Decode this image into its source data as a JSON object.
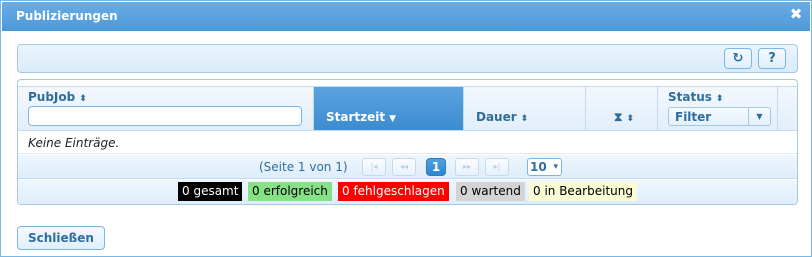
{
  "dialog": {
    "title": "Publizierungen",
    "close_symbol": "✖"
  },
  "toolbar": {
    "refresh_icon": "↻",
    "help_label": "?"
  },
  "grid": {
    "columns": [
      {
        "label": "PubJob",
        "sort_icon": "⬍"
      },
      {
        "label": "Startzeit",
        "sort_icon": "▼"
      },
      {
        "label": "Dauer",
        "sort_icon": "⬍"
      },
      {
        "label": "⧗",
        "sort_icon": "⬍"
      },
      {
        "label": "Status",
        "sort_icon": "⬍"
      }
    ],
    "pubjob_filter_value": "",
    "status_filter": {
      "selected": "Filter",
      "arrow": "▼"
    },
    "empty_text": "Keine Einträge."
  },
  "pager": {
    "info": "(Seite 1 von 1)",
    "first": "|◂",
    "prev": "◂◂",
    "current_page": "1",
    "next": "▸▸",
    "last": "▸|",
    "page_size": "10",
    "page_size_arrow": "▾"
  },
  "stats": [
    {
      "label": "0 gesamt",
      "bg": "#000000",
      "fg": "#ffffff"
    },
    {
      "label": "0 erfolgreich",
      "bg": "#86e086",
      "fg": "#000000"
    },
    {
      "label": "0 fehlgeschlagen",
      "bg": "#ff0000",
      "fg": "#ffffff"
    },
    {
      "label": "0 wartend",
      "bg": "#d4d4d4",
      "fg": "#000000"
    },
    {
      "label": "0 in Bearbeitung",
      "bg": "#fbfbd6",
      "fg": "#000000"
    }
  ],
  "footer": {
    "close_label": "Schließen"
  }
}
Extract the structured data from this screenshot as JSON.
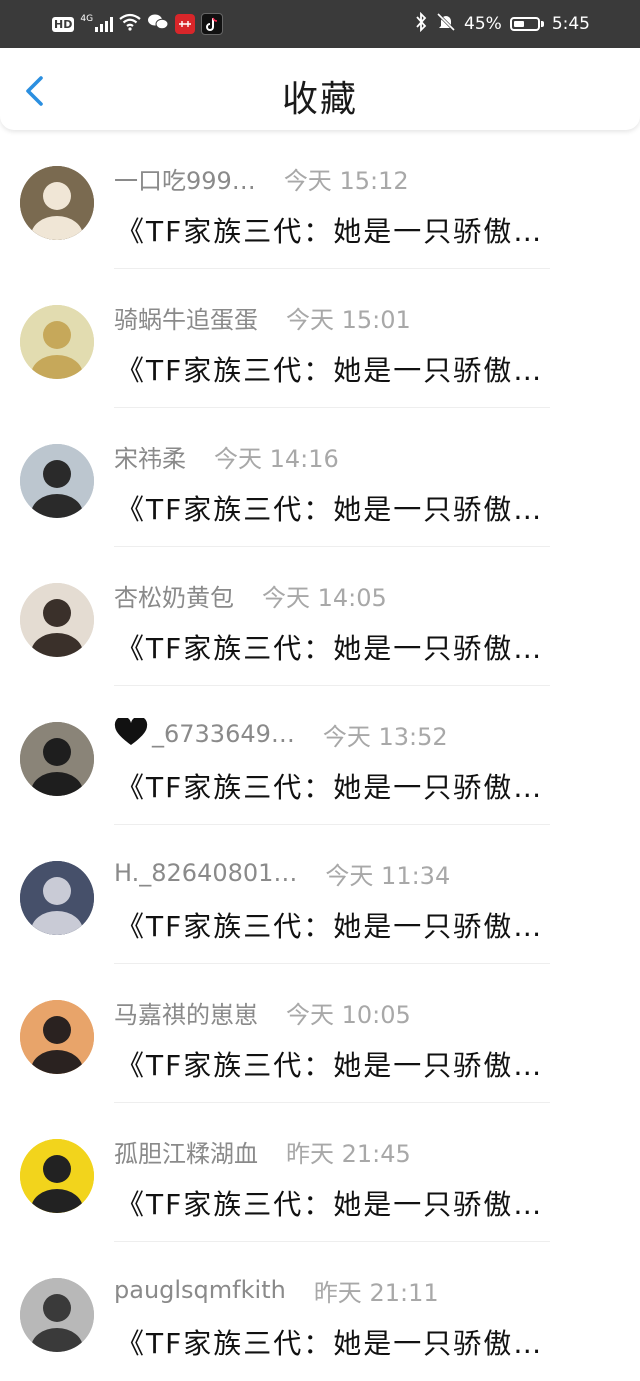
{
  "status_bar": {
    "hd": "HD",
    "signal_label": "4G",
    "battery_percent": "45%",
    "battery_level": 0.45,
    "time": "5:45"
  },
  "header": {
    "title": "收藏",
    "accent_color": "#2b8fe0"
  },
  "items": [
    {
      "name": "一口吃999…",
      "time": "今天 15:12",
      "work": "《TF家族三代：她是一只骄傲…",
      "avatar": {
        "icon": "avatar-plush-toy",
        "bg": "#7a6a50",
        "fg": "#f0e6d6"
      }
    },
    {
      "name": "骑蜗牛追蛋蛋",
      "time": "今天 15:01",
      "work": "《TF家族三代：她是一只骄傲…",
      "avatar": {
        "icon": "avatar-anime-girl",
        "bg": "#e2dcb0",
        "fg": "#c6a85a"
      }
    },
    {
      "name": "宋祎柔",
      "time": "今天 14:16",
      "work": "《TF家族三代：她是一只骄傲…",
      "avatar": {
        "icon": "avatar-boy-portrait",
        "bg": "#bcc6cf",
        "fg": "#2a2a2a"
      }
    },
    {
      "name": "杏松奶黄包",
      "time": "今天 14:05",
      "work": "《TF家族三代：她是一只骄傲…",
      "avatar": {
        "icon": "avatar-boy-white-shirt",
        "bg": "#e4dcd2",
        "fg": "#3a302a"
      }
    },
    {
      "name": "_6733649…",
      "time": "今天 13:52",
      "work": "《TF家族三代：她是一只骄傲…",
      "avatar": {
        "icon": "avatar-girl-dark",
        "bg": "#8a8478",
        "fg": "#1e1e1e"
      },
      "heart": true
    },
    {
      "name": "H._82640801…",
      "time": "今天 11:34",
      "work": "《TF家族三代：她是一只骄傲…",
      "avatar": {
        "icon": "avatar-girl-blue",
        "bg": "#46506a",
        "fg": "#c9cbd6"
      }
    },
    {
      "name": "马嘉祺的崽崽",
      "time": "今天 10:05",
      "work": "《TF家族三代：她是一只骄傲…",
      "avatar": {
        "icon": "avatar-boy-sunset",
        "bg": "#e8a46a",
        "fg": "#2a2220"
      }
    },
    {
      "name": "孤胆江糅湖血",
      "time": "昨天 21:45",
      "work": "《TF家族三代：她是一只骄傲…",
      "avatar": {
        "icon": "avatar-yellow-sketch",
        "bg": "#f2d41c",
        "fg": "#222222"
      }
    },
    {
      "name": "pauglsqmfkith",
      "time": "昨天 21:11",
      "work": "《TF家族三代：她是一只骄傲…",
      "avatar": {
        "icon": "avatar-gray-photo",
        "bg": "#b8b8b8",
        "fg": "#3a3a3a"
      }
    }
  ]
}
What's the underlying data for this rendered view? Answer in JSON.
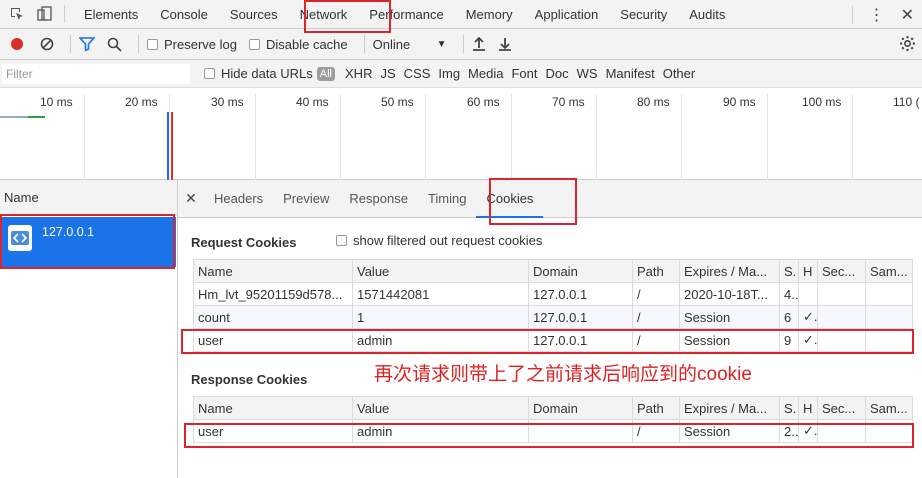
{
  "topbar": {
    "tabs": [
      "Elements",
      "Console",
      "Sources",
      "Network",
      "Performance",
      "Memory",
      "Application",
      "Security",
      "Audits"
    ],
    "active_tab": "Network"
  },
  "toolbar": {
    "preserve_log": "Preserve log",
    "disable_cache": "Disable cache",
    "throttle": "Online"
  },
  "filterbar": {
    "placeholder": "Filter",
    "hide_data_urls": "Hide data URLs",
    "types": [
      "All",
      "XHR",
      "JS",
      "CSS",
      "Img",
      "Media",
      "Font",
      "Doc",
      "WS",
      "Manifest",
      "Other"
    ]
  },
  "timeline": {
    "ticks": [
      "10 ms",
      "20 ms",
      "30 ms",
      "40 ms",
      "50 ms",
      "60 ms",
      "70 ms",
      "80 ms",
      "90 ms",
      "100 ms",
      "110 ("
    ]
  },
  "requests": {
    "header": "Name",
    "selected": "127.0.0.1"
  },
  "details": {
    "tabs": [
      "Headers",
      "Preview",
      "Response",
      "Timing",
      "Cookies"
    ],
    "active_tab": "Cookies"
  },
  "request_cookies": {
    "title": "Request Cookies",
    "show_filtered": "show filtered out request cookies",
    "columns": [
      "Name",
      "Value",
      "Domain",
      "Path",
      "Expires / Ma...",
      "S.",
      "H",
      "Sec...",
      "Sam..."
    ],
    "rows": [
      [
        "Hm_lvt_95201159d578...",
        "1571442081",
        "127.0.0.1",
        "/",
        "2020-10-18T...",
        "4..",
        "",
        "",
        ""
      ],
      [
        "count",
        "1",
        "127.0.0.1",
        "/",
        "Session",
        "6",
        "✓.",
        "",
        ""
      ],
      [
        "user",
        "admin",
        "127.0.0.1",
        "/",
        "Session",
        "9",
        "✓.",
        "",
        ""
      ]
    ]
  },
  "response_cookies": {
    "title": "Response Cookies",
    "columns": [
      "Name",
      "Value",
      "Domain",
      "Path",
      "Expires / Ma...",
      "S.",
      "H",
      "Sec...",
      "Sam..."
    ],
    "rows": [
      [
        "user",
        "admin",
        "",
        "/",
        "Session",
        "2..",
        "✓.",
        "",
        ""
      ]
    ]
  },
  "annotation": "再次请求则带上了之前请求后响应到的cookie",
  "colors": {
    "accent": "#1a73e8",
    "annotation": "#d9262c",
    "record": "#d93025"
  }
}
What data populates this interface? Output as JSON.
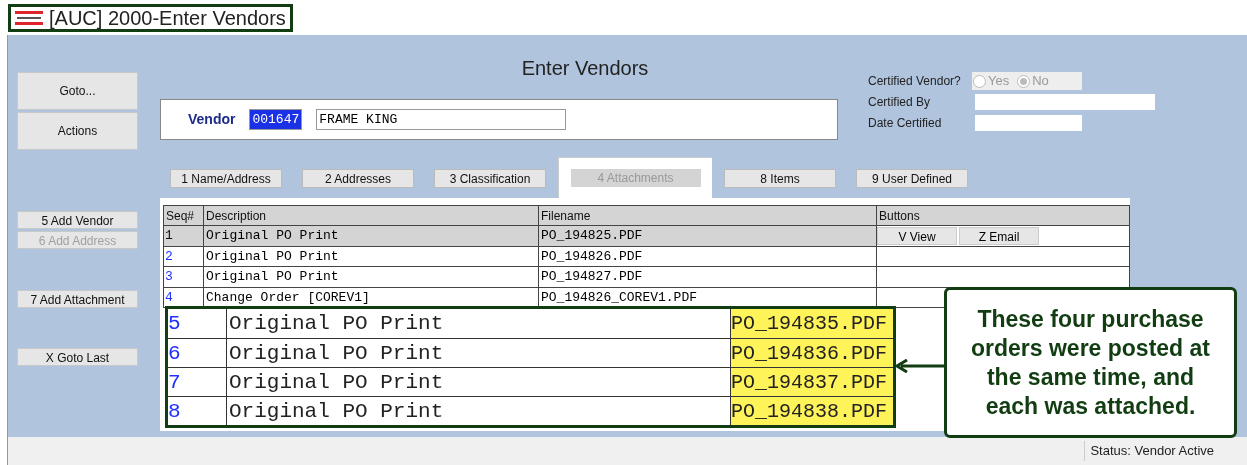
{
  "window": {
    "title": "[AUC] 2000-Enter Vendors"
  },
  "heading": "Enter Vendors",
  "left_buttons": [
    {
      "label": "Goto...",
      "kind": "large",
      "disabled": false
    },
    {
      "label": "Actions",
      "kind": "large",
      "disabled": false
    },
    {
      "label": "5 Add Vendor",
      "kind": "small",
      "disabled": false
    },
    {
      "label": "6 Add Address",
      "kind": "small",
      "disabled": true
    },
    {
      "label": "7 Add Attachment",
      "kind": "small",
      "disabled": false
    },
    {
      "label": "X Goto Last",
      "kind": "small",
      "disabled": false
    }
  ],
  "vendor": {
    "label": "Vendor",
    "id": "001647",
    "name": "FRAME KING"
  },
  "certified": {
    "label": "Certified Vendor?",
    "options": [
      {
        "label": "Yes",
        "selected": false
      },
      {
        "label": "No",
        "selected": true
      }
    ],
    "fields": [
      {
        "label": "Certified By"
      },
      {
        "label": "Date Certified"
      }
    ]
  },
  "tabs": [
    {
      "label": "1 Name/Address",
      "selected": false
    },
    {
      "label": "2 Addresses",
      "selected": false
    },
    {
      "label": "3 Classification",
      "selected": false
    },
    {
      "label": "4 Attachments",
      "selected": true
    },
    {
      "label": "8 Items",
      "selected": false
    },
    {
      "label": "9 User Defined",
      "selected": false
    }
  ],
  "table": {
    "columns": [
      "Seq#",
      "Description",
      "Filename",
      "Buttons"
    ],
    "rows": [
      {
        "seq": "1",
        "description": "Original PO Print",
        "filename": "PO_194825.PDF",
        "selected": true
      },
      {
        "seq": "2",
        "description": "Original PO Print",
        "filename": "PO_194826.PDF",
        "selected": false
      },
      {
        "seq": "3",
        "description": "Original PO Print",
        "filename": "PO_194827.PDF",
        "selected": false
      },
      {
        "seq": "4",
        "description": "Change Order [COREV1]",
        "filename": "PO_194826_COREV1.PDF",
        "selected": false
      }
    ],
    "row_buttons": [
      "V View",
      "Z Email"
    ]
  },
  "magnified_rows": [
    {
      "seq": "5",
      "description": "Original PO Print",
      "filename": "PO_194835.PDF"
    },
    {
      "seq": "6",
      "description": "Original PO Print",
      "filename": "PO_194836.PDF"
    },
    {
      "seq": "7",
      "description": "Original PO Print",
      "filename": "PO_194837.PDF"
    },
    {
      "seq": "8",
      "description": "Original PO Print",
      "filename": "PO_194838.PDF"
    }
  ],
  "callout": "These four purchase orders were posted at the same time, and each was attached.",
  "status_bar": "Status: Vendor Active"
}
***
- _Aim of the exercise_
In the records above, how many lines contain the string "this"? State that number only.

- _Task output_
4